_文書抜粋_
--
ちなみに。私が上の方で、モンスター数について「数字の面では、『ワールド』よりも勝っている」と微妙な表現をした理由はもう一つあって、それは音楽についてである。まあ、個人の好みだが、あまり今作の戦闘曲はピンと来なかったのだ。
――そして、『ライズ』で多く登場した完全新規モンスターについても、弱いうえに専用曲が用意されていないため、数の上では大量に登場しているものの、強烈な印象を残したモンスターは多くない。でも、『ワールド』についても、完全新規の曲を持つ敵はそこまで多くないから…と言いたいところだが、あちらはグラフィックという強みがあるのに対し、『ライズ』はどうやっても性能的に無理があるので、音楽で頑張ってほしかった。結局、『ライズ』のBGMで印象に残っているのは、村のなんか歌ってるやつ@と、オトモ広場のなんか歌っているやつAであり、モンスター討伐と結びつかなかったのは残念である。まあ、曲だけが悪いのではない。ゲームは総合力の娯楽であり、総合的にバトルにハマらなかったのだ。
その他、あまり重要なことではないのだが、今作のモンスターは全体的にバカバカしい攻撃が多かったように思う。
--
_課題一覧_
**a.** 『ライズ』のレビューの「ちなみに。私が上の方で」で始まる段落を、主な事実を残したまま短く書き直してもらえますか？
**b.** 『ライズ』のレビューを、最後の文の続きから書き進めてもらえますか？
記録は『ライズ』のレビューとは別の資料です。
--
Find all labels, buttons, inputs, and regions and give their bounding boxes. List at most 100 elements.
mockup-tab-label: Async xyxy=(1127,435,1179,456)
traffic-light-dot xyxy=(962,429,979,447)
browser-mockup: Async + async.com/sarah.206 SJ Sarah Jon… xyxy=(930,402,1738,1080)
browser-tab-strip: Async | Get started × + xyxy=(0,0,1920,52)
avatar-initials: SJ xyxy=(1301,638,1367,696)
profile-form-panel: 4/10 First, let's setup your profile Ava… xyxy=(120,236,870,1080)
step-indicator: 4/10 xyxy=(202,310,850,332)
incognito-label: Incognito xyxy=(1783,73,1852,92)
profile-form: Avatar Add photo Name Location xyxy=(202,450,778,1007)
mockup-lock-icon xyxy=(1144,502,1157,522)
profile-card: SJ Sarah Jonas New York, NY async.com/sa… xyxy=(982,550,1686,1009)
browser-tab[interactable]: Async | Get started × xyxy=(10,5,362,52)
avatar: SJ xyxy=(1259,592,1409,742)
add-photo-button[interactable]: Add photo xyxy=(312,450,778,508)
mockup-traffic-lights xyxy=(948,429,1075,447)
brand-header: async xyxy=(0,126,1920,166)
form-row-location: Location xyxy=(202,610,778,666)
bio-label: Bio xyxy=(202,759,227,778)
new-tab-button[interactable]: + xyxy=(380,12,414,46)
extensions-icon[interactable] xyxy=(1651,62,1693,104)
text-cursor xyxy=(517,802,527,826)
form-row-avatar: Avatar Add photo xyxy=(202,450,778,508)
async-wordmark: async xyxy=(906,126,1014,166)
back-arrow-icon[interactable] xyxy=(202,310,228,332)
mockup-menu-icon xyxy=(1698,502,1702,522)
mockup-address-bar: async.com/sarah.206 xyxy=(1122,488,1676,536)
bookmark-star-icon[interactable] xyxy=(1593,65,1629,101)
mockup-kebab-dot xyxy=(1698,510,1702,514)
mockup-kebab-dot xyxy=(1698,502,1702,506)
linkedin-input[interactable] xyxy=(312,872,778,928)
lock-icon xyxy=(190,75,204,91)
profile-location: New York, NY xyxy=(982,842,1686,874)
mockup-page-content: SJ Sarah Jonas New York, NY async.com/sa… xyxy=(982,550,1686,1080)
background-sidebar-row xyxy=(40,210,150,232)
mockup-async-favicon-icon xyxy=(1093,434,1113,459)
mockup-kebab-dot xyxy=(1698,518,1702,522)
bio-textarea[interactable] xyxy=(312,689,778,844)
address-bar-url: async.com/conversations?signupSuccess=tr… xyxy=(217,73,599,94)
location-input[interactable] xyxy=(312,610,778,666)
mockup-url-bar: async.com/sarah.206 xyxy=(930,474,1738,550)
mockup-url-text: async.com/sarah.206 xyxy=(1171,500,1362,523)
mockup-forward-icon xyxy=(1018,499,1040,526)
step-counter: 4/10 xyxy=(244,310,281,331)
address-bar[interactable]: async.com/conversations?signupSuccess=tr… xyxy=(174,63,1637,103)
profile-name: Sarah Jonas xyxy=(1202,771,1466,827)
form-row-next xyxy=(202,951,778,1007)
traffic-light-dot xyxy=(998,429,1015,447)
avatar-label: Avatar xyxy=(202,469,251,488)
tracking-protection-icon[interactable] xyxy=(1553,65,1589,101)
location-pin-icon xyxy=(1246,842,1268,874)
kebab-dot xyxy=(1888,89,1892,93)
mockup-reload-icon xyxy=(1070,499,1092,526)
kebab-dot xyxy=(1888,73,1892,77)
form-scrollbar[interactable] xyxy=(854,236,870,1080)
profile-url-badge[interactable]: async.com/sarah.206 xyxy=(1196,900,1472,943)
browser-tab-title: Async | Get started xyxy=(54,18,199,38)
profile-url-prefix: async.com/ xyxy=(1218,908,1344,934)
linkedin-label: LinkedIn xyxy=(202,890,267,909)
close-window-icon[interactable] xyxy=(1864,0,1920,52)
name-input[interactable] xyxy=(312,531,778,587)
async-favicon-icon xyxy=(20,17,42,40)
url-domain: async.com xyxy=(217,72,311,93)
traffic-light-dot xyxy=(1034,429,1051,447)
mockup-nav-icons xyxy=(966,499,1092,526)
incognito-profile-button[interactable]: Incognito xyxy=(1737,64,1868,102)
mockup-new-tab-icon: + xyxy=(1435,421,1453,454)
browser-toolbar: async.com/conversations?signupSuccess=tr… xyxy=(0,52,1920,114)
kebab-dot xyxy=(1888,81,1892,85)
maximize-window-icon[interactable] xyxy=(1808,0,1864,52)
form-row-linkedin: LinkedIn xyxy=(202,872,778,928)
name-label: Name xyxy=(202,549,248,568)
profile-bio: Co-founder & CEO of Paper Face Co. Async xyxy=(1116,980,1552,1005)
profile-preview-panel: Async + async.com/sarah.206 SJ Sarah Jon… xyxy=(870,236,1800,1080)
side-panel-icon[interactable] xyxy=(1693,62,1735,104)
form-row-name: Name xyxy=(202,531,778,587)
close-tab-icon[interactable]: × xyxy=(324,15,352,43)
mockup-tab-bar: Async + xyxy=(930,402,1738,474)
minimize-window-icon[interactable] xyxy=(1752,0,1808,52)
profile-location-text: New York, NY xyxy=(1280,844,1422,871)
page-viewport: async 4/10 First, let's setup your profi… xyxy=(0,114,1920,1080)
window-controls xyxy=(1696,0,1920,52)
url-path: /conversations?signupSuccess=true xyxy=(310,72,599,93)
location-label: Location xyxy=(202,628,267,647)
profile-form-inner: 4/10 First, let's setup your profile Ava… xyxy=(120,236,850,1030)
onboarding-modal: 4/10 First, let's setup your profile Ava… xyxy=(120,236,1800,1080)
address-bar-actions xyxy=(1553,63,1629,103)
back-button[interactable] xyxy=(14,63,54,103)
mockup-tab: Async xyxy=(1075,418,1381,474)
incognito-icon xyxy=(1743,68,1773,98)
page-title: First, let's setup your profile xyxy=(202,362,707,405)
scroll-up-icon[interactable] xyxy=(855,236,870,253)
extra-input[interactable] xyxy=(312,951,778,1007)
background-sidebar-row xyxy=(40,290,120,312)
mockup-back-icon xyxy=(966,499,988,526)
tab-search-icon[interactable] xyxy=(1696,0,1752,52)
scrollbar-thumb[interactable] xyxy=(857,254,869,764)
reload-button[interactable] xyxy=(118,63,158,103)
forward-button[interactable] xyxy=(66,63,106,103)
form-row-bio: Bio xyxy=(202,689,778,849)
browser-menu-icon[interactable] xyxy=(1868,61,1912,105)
--
_課題別の解答_
**a.** モンスター数を「数字の面では『ワールド』より勝っている」と微妙に表現したもう一つの理由は、音楽にある。個人の好みではあるが、今作の戦闘曲はあまりピンと来なかった。

**b.**
…例えば、3DS作品からの復活モンスターとして登場した「タマミツネ」は、グルグルとその場で回って泡を発生させ、その上を滑りながら水流ブレスで薙ぎ払うという滅茶苦茶な動きをする。ゲーム的にやりたいことは分かるのだが、そんな動作をする生物は居ないだろう。また、完全新規モンスターとして登場する「オロミドロ」は、泥を使った攻撃をするのだが、泥のエフェクトがショボいうえ、陸地の上でも泥津波を発生させ、しかも陸に体が埋まることなど日常茶飯事であり、見た目的に非常に浮いている。実際には沈んでいるのだが。そして、ラスボスの片割れは、恐らく光・雷と言ったイメージのモンスターなのだろうが、正球の光弾を飛ばしてきたり、光弾がドーナツ型に綺麗に広がっていったり、明らかに「翔虫で飛び越えてくださいね〜^^」という感じの地面攻撃があったりと、ものすごくゲーム上の都合を感じる作りになっていた。
――まあ、モンハンシリーズは、アクションゲームなので、このように弾幕シューティングのような攻撃が出てくるのも、ある程度は致し方ないであろう。しかしながら、一応は生物的な描写にこだわっているとされることもあるゲームであり、「魔法」のような攻撃は少なく、肉体を活かした力強い打撃や、飛び道具に関しても、火や風といった感じで、ある程度の説得力を持たされていた。それが『ライズ』では一気に割り切ってしまったため、急に作風が変わったかのようにすら感じる。まあ、言われてみると、『ワールド』『アイスボーン』でもバカバカしい技は多かった気がするが、あちらではここまでの違和感を覚えることは無かった。何だろう、グラフィック的な説得力が関係しているのかな…。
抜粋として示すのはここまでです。